* _Available data_:
--- --- ---
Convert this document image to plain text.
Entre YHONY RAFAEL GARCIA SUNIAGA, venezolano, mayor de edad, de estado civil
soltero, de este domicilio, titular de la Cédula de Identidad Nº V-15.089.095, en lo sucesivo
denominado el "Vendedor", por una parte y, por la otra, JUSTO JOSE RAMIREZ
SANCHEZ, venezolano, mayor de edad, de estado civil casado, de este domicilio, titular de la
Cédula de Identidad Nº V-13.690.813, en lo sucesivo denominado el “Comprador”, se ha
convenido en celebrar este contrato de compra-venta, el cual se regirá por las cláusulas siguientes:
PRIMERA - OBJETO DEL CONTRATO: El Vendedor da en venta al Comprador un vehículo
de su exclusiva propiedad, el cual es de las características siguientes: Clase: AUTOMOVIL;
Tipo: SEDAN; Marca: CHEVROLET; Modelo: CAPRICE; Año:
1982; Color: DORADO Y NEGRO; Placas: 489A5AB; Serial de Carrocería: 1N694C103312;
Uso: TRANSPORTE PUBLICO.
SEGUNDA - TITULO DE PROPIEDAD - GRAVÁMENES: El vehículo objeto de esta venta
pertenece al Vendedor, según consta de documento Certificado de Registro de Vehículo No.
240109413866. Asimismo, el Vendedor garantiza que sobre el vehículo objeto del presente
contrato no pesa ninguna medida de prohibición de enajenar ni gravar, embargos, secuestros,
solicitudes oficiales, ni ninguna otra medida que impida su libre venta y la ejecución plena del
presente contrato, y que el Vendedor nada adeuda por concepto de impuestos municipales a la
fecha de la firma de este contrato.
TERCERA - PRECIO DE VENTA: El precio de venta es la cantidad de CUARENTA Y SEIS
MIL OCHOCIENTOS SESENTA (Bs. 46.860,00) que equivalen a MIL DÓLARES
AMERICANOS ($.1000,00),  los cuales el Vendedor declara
--- --- ---
* _Problem_: Locate all lines holding the word "denominado", then copy them out.

* _Task answer_:
denominado el "Vendedor", por una parte y, por la otra, JUSTO JOSE RAMIREZ
Cédula de Identidad Nº V-13.690.813, en lo sucesivo denominado el “Comprador”, se ha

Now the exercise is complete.